═══ Selected extract ═══

With Maury Chaykin and Eddie Deezen as Jim Sting and Malvin, a pair of hackers

I can't believe this movie is thirty-one years old. I remember catching it in the theater and having my shaky and incomplete understanding of global politics irretrievably changed. In fact, I still feel the same way now that I did when I was eight years old and watching the dominoes fall in the story. I've just read more about the US military's nuclear program since then, and learned that I've got more reasons to feel the way I did. It's nice to know I was right all along.

═══ Material provided ═══

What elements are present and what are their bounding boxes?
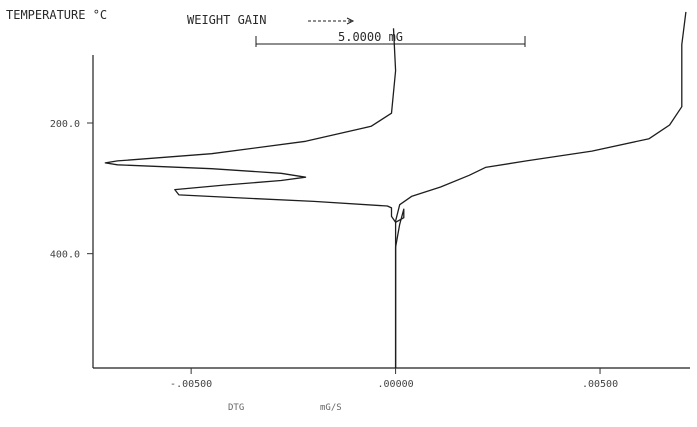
chart-title-weight-gain: WEIGHT GAIN (187, 13, 266, 27)
series-line-tg (394, 11, 687, 368)
y-tick-label: 200.0 (50, 119, 80, 130)
scale-bar-label: 5.0000 mG (338, 30, 403, 44)
scale-bar: 5.0000 mG (255, 30, 526, 47)
chart-title-temperature: TEMPERATURE °C (6, 8, 107, 22)
series-layer (104, 11, 687, 368)
tick-layer: -.00500 .00000 .00500 200.0 400.0 (50, 119, 618, 390)
x-axis-label: DTG (228, 403, 244, 413)
y-tick-label: 400.0 (50, 250, 80, 261)
x-tick-label: -.00500 (170, 379, 212, 390)
x-axis-unit: mG/S (320, 403, 342, 413)
series-line-dtg (104, 28, 405, 368)
gain-arrow-icon (308, 17, 355, 25)
x-tick-label: .00000 (378, 379, 414, 390)
x-tick-label: .00500 (582, 379, 618, 390)
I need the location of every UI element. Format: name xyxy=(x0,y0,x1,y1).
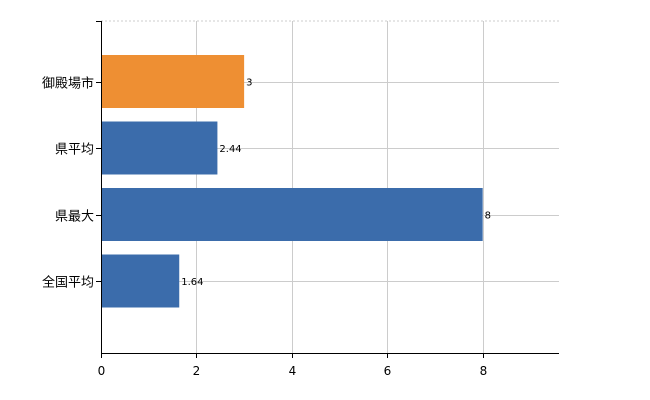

═══

§ **Exercise set**:
[1] Edit the entries from the start up to and including the line with "y-tick-label: 400.0 (50, 250, 80, 261)", changing "bounding boxes" to "box coordinates" and leaving everything else as it is. Leave the pictures out of your answer.
[2] Resume the movie review by writing what comes next after its last sentence.
The entries are unrelated to the movie review.

§ **Task-by-task outputs**:
[1]
What elements are present and what are their box coordinates?
chart-title-weight-gain: WEIGHT GAIN (187, 13, 266, 27)
series-line-tg (394, 11, 687, 368)
y-tick-label: 200.0 (50, 119, 80, 130)
scale-bar-label: 5.0000 mG (338, 30, 403, 44)
scale-bar: 5.0000 mG (255, 30, 526, 47)
chart-title-temperature: TEMPERATURE °C (6, 8, 107, 22)
series-layer (104, 11, 687, 368)
tick-layer: -.00500 .00000 .00500 200.0 400.0 (50, 119, 618, 390)
x-axis-label: DTG (228, 403, 244, 413)
y-tick-label: 400.0 (50, 250, 80, 261)

[2]
The film starts with an absolutely riveting sequence--two Air Force officers (one of them a shockingly young Michael Madsen) start their 24-hour-long session in a missile command bunker. They've only been on duty a minute or two when a launch order comes through. The pair go through the various steps that it takes to authenticate the orders, arm the missiles, set the targets for the nuclear weapons and go within five seconds of launching the missiles when the older officer refuses to turn the key. It turns out that he's unwilling to use an atomic weapon without being absolutely certain that World War III has broken out and there's no communication with the world outside his bunker. The younger officer draws his sidearm and commands the older one to turn his key or get shot; it's a moment of homicidal insanity made possible by a series of logical steps followed by two obedient soldiers. It's Dr. Strangelove played straight and it's utterly horrifying to consider an obedient airman threatening to murder a superior officer for not preparing to incinerate twenty million civilians without warning. And then, without resolving the scene, we get the opening credits (in a blocky computer font that probably looked really advanced in 1983) over footage of the NORAD command center that oversees the American nuclear weapons facilities.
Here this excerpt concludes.